### To be done
Reproduce verbatim the lines in the records below, starting with the line that contains "309, 678, 314]" and running through the line that contains "487, 710, 499]", both of those lines included.

### The data

━━━━━━━━

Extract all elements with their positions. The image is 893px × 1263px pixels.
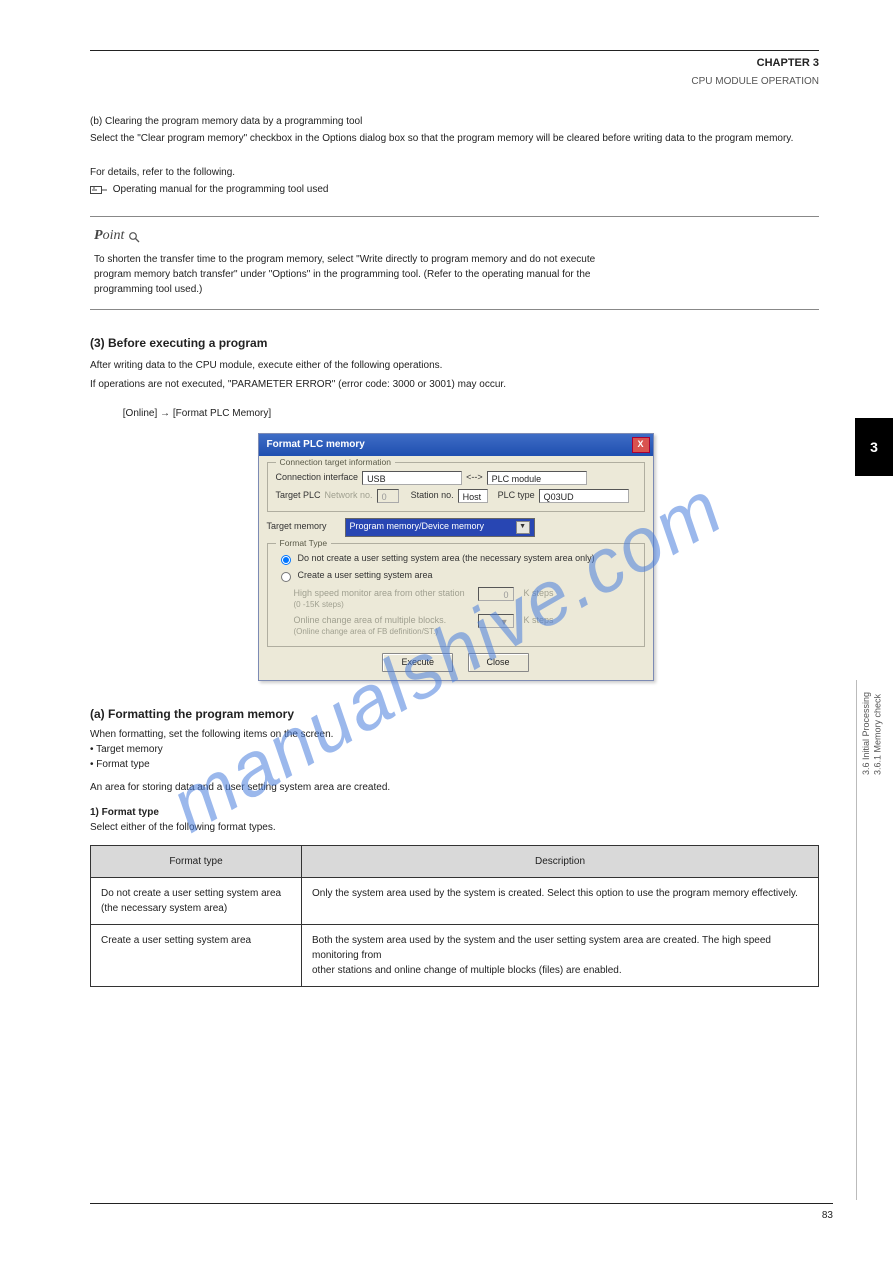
fsec-1desc: Select either of the following format ty… [90,820,819,835]
execute-label: Execute [401,657,434,667]
chapter-tab-number: 3 [870,437,878,458]
dialog-title: Format PLC memory [267,437,365,452]
td-r2c1: Create a user setting system area [91,925,302,987]
td-r1c1: Do not create a user setting system area… [91,878,302,925]
point-body: To shorten the transfer time to the prog… [94,252,815,297]
fsec-bullet1: • Target memory [90,742,819,757]
net-no-field: 0 [377,489,399,503]
legend-conn: Connection target information [276,456,396,469]
legend-format-type: Format Type [276,537,332,550]
para-b2: (b) Clearing the program memory data by … [90,116,362,127]
group-connection-target: Connection target information Connection… [267,462,645,512]
point-label: Point [94,225,815,246]
lbl-ocnote: (Online change area of FB definition/ST.… [294,626,534,638]
menu-format: [Format PLC Memory] [173,408,271,419]
td-r1c1a: Do not create a user setting system area [101,886,291,901]
hs-value: 0 [478,587,514,601]
fmt-desc2: If operations are not executed, "PARAMET… [90,377,819,392]
th-format-type: Format type [91,846,302,878]
magnifier-icon [128,229,140,241]
close-x: X [637,439,643,449]
td-r2c2b: other stations and online change of mult… [312,963,808,978]
lbl-station-no: Station no. [411,489,454,503]
dialog-titlebar: Format PLC memory X [259,434,653,456]
subheading-formatting: (3) Before executing a program [90,334,819,352]
td-r1c1b: (the necessary system area) [101,901,291,916]
chevron-down-icon: ▼ [516,521,530,534]
conn-side-field: PLC module [487,471,587,485]
dialog-wrap: Format PLC memory X Connection target in… [258,433,652,682]
point-rest: oint [103,228,125,243]
th-description: Description [302,846,819,878]
execute-button[interactable]: Execute [382,653,453,673]
point-callout: Point To shorten the transfer time to th… [90,216,819,310]
page-footer: 83 [90,1203,833,1223]
station-no-field: Host [458,489,488,503]
page-header: CHAPTER 3 CPU MODULE OPERATION [90,50,819,89]
page: 3 manualshive.com CHAPTER 3 CPU MODULE O… [0,0,893,1263]
pointer-icon [90,183,108,195]
td-r2c2: Both the system area used by the system … [302,925,819,987]
fsec-desc2: An area for storing data and a user sett… [90,780,819,795]
lbl-target-plc: Target PLC [276,489,321,503]
plc-type-field: Q03UD [539,489,629,503]
lbl-conn-arrow: <--> [466,471,483,485]
dialog-body: Connection target information Connection… [259,456,653,681]
target-memory-value: Program memory/Device memory [350,520,485,534]
lbl-hsrange: (0 -15K steps) [294,599,474,611]
para-b2-desc: Select the "Clear program memory" checkb… [90,133,793,144]
subheading-format-type: (a) Formatting the program memory [90,705,819,723]
close-icon[interactable]: X [632,437,650,453]
lbl-target-memory: Target memory [267,520,327,534]
radio-do-not-create[interactable] [281,555,291,565]
point-line1: To shorten the transfer time to the prog… [94,254,595,265]
point-p: P [94,228,103,243]
page-number: 83 [822,1210,833,1221]
side-caption-box: 3.6 Initial Processing 3.6.1 Memory chec… [856,680,873,1200]
para-note-a: For details, refer to the following. [90,167,235,178]
fmt-menu-path: [Online] → [Format PLC Memory] [90,406,819,421]
format-type-table: Format type Description Do not create a … [90,845,819,987]
radio-create-user-area[interactable] [281,572,291,582]
lbl-ksteps1: K steps [524,587,554,601]
arrow-right-icon: → [160,406,170,421]
lbl-radio1: Do not create a user setting system area… [298,552,595,566]
lbl-radio2: Create a user setting system area [298,569,433,583]
dialog-button-row: Execute Close [267,653,645,673]
close-label: Close [487,657,510,667]
chapter-tab: 3 [855,418,893,476]
lbl-plc-type: PLC type [498,489,535,503]
fmt-desc1: After writing data to the CPU module, ex… [90,358,819,373]
fsec-1label: 1) Format type [90,805,819,820]
para-ref: Operating manual for the programming too… [113,184,329,195]
conn-iface-field: USB [362,471,462,485]
td-r2c2a: Both the system area used by the system … [312,933,808,963]
chevron-down-icon-2: ▼ [500,616,509,626]
close-button[interactable]: Close [468,653,529,673]
chapter-number: CHAPTER 3 [90,55,819,72]
chapter-title: CPU MODULE OPERATION [90,74,819,89]
fsec-bullet2: • Format type [90,757,819,772]
lbl-network-no: Network no. [325,489,373,503]
side-caption-text: 3.6 Initial Processing 3.6.1 Memory chec… [861,692,884,775]
format-plc-dialog: Format PLC memory X Connection target in… [258,433,654,682]
td-r1c2: Only the system area used by the system … [302,878,819,925]
point-line2: program memory batch transfer" under "Op… [94,269,590,280]
point-line3: programming tool used.) [94,284,202,295]
lbl-conn-iface: Connection interface [276,471,359,485]
menu-online: [Online] [123,408,157,419]
target-memory-combo[interactable]: Program memory/Device memory ▼ [345,518,535,537]
fsec-desc1: When formatting, set the following items… [90,727,819,742]
sc-l1: 3.6 Initial Processing [861,692,871,775]
body-para-1: (b) Clearing the program memory data by … [90,113,819,198]
sc-l2: 3.6.1 Memory check [872,694,882,775]
group-format-type: Format Type Do not create a user setting… [267,543,645,647]
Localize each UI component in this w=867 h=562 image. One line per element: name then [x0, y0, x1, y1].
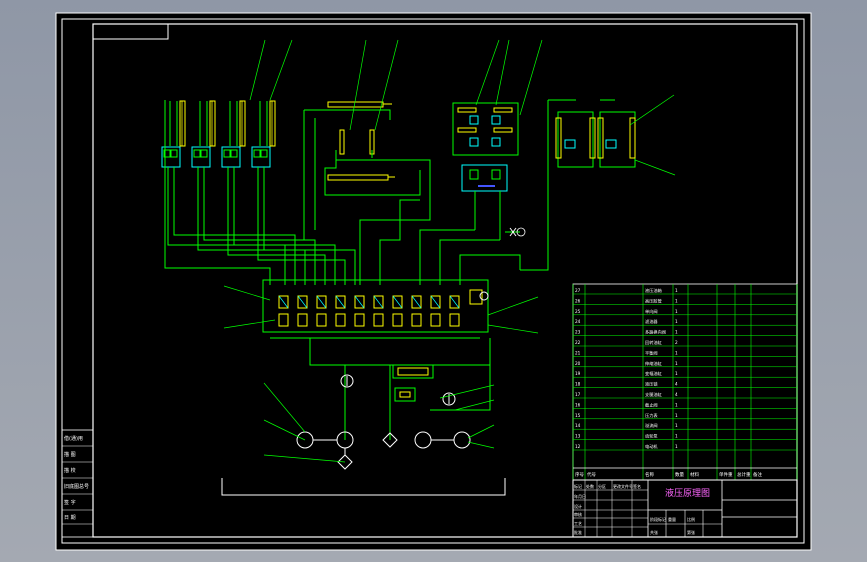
parts-list-quantity: 1	[675, 309, 678, 314]
side-label-4: 签 字	[64, 499, 76, 506]
title-block-cell: 更改文件号	[613, 483, 633, 489]
side-label-5: 日 期	[64, 515, 76, 521]
parts-list-quantity: 1	[675, 361, 678, 366]
parts-list-number: 24	[575, 319, 581, 324]
parts-list-header-cell: 单件重	[719, 471, 733, 478]
parts-list-quantity: 1	[675, 319, 678, 324]
side-label-0: 借(通)用	[64, 435, 83, 442]
title-block-cell: 工艺	[574, 521, 582, 526]
parts-list-name: 平衡阀	[645, 349, 658, 356]
parts-list-name: 多路换向阀	[645, 329, 666, 336]
parts-list-name: 变幅油缸	[645, 370, 663, 377]
parts-list-name: 液压锁	[645, 381, 658, 388]
title-block-cell: 阶段标记	[650, 516, 666, 522]
parts-list-quantity: 4	[675, 392, 678, 397]
parts-list-number: 22	[575, 340, 581, 345]
parts-list-quantity: 1	[675, 330, 678, 335]
parts-list-name: 回转油缸	[645, 339, 663, 346]
parts-list-name: 支腿油缸	[645, 391, 663, 398]
parts-list-number: 17	[575, 392, 581, 397]
parts-list-number: 13	[575, 434, 581, 439]
title-block-cell: 标记	[574, 483, 582, 489]
title-block-cell: 比例	[687, 516, 695, 522]
drawing-title: 液压原理图	[665, 487, 710, 499]
parts-list-name: 滤油器	[645, 318, 658, 325]
parts-list-name: 电动机	[645, 443, 658, 450]
parts-list-number: 19	[575, 371, 581, 376]
parts-list-number: 20	[575, 361, 581, 366]
parts-list-name: 溢流阀	[645, 422, 658, 429]
parts-list-name: 伸缩油缸	[645, 360, 663, 367]
title-block-cell: 审核	[574, 511, 582, 517]
parts-list-header-cell: 序号	[575, 471, 584, 478]
parts-list-quantity: 1	[675, 413, 678, 418]
parts-list-quantity: 1	[675, 434, 678, 439]
parts-list-name: 单向阀	[645, 308, 658, 315]
parts-list-quantity: 1	[675, 298, 678, 303]
side-label-2: 描 校	[64, 467, 76, 474]
parts-list-header-cell: 名称	[645, 471, 654, 478]
title-block-cell: 批准	[574, 529, 582, 535]
parts-list-number: 15	[575, 413, 581, 418]
side-label-3: 旧底图总号	[64, 483, 89, 490]
parts-list-number: 25	[575, 309, 581, 314]
parts-list-number: 21	[575, 350, 581, 355]
parts-list-quantity: 1	[675, 350, 678, 355]
parts-list-name: 齿轮泵	[645, 433, 658, 440]
parts-list-number: 18	[575, 382, 581, 387]
hydraulic-schematic-drawing: 借(通)用 描 图 描 校 旧底图总号 签 字 日 期 27 液压油箱 1 26 高压胶…	[55, 12, 812, 551]
title-block-cell: 分区	[598, 483, 606, 489]
parts-list-quantity: 2	[675, 340, 678, 345]
parts-list-quantity: 1	[675, 288, 678, 293]
title-block-cell: 设计	[574, 503, 582, 509]
parts-list-name: 液压油箱	[645, 287, 662, 294]
parts-list-number: 26	[575, 298, 581, 303]
parts-list-number: 12	[575, 444, 581, 449]
title-block-cell: 重量	[668, 516, 676, 522]
title-block-cell: 第张	[687, 529, 695, 535]
parts-list-name: 压力表	[645, 412, 658, 419]
parts-list-number: 14	[575, 423, 581, 428]
parts-list-name: 截止阀	[645, 401, 658, 408]
parts-list-quantity: 1	[675, 402, 678, 407]
title-block-cell: 年月日	[574, 493, 586, 499]
parts-list-number: 23	[575, 330, 581, 335]
parts-list-header-cell: 代号	[587, 471, 596, 478]
title-block-cell: 处数	[586, 483, 594, 489]
cad-viewport: 借(通)用 描 图 描 校 旧底图总号 签 字 日 期 27 液压油箱 1 26 高压胶…	[0, 0, 867, 562]
drawing-sheet	[55, 12, 812, 551]
parts-list-name: 高压胶管	[645, 297, 662, 304]
parts-list-number: 27	[575, 288, 581, 293]
parts-list-header-cell: 数量	[675, 471, 684, 478]
title-block-cell: 共张	[650, 529, 658, 535]
parts-list-quantity: 1	[675, 371, 678, 376]
parts-list-quantity: 1	[675, 444, 678, 449]
parts-list-header-cell: 总计重	[737, 471, 751, 478]
parts-list-quantity: 4	[675, 382, 678, 387]
side-label-1: 描 图	[64, 451, 76, 458]
parts-list-number: 16	[575, 402, 581, 407]
parts-list-header-cell: 材料	[690, 471, 699, 478]
title-block-cell: 签名	[633, 483, 641, 489]
parts-list-quantity: 1	[675, 423, 678, 428]
parts-list-header-cell: 备注	[753, 471, 762, 478]
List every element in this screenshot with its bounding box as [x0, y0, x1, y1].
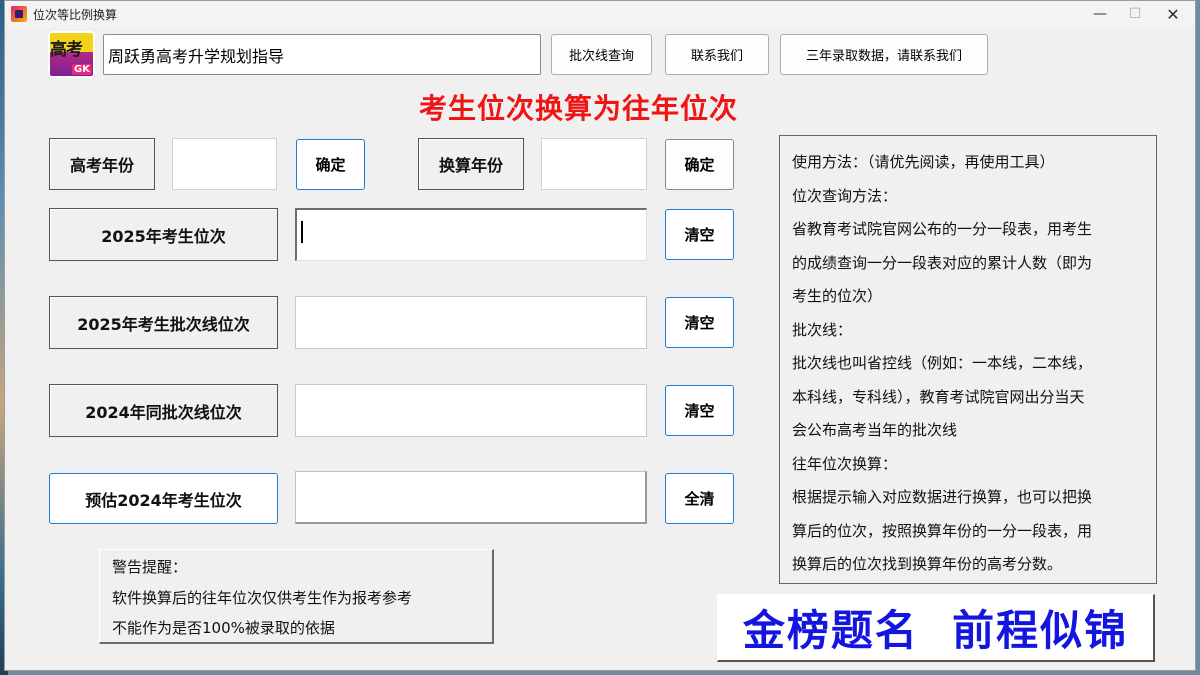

━━━━━━━━

### Solution for this problem
parts-list-quantity: 1	[675, 309, 678, 314]
side-label-4: 签 字	[64, 499, 76, 506]
title-block-cell: 更改文件号	[613, 483, 633, 489]
side-label-5: 日 期	[64, 515, 76, 521]
parts-list-quantity: 1	[675, 361, 678, 366]
parts-list-number: 24	[575, 319, 581, 324]
parts-list-header-cell: 单件重	[719, 471, 733, 478]
parts-list-quantity: 1	[675, 319, 678, 324]
side-label-0: 借(通)用	[64, 435, 83, 442]
title-block-cell: 工艺	[574, 521, 582, 526]
parts-list-name: 平衡阀	[645, 349, 658, 356]
parts-list-name: 多路换向阀	[645, 329, 666, 336]
parts-list-name: 变幅油缸	[645, 370, 663, 377]
parts-list-name: 液压锁	[645, 381, 658, 388]
title-block-cell: 阶段标记	[650, 516, 666, 522]
parts-list-quantity: 4	[675, 392, 678, 397]
parts-list-number: 22	[575, 340, 581, 345]
parts-list-quantity: 1	[675, 330, 678, 335]
parts-list-name: 回转油缸	[645, 339, 663, 346]
parts-list-name: 支腿油缸	[645, 391, 663, 398]
parts-list-number: 17	[575, 392, 581, 397]
parts-list-number: 13	[575, 434, 581, 439]
title-block-cell: 标记	[574, 483, 582, 489]
title-block-cell: 比例	[687, 516, 695, 522]
drawing-title: 液压原理图	[665, 487, 710, 499]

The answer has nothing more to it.